§ Task prompt
Drop every picture and copy exactly the lines from the one with "Type out the text in this image." through the last line of the listing below.
++++ Exercise input
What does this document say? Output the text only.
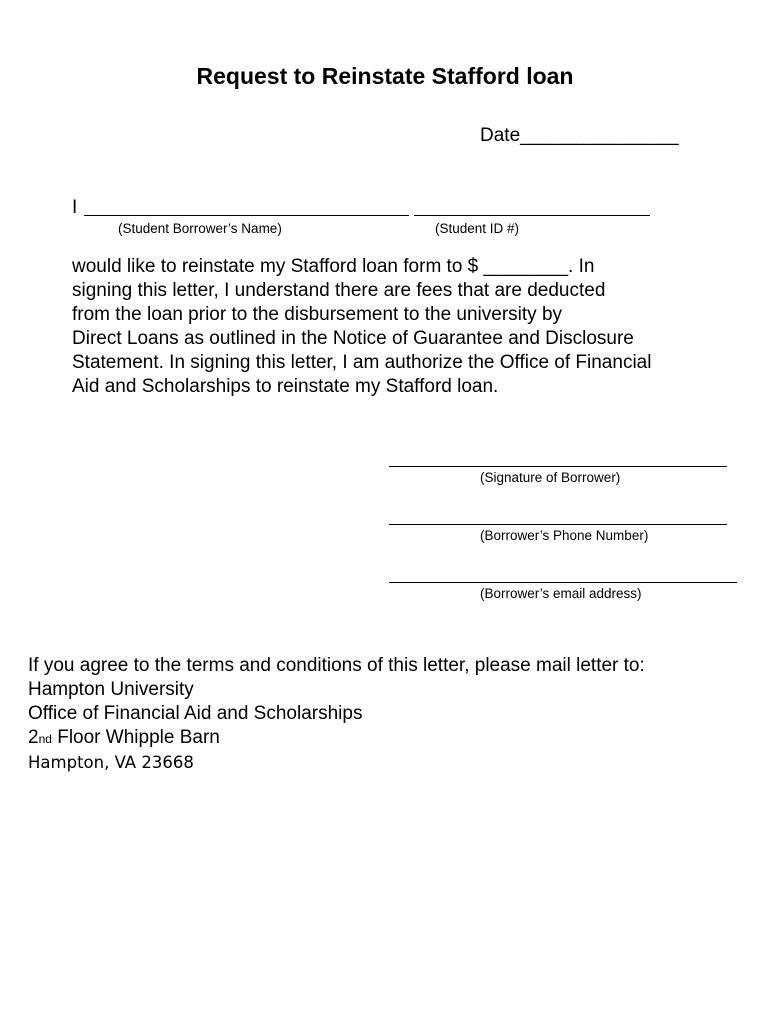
Request to Reinstate Stafford loan
Date_______________
I
(Student Borrower’s Name)	(Student ID #)

would like to reinstate my Stafford loan form to $ ________. In

signing this letter, I understand there are fees that are deducted

from the loan prior to the disbursement to the university by

Direct Loans as outlined in the Notice of Guarantee and Disclosure

Statement. In signing this letter, I am authorize the Office of Financial

Aid and Scholarships to reinstate my Stafford loan.

(Signature of Borrower)
(Borrower’s Phone Number)
(Borrower’s email address)

If you agree to the terms and conditions of this letter, please mail letter to:

Hampton University

Office of Financial Aid and Scholarships

2nd Floor Whipple Barn

Hampton, VA 23668
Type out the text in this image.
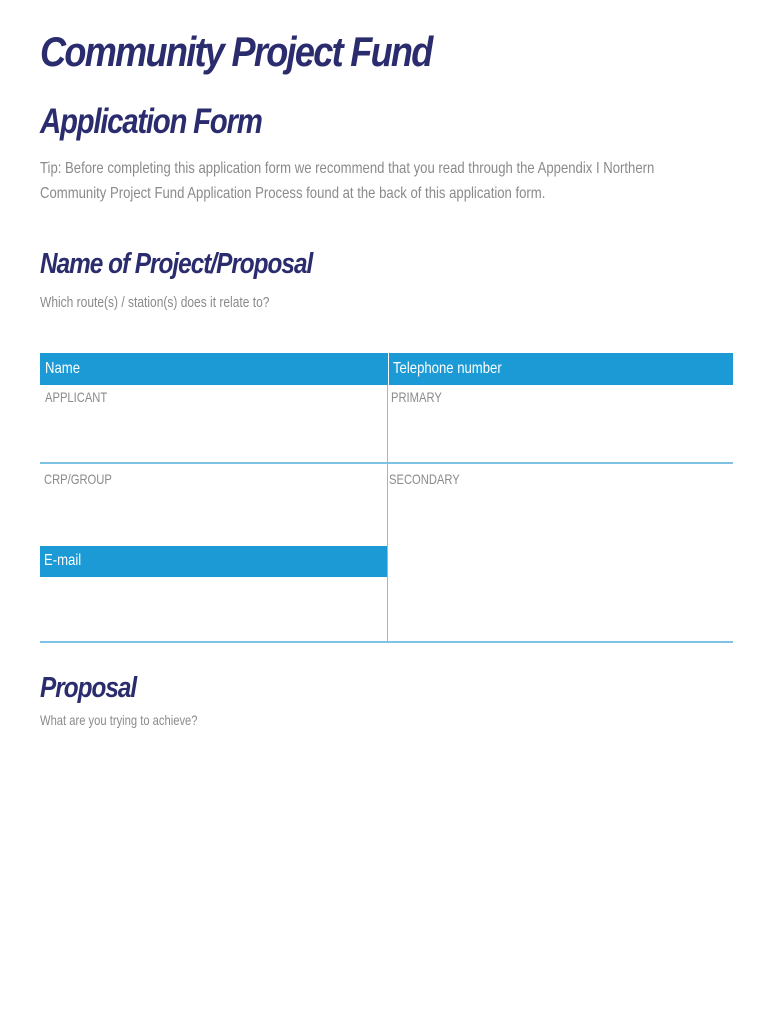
Community Project Fund
Application Form
Tip: Before completing this application form we recommend that you read through the Appendix I Northern Community Project Fund Application Process found at the back of this application form.
Name of Project/Proposal
Which route(s) / station(s) does it relate to?
Name	Telephone number
APPLICANT	PRIMARY
CRP/GROUP	SECONDARY
E-mail
Proposal
What are you trying to achieve?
++++++++
§ Output for this exercise
Type out the text in this image.
Community Project Fund
Application Form
Tip: Before completing this application form we recommend that you read through the Appendix I Northern Community Project Fund Application Process found at the back of this application form.
Name of Project/Proposal
Which route(s) / station(s) does it relate to?
Name	Telephone number
APPLICANT	PRIMARY
CRP/GROUP	SECONDARY
E-mail
Proposal
What are you trying to achieve?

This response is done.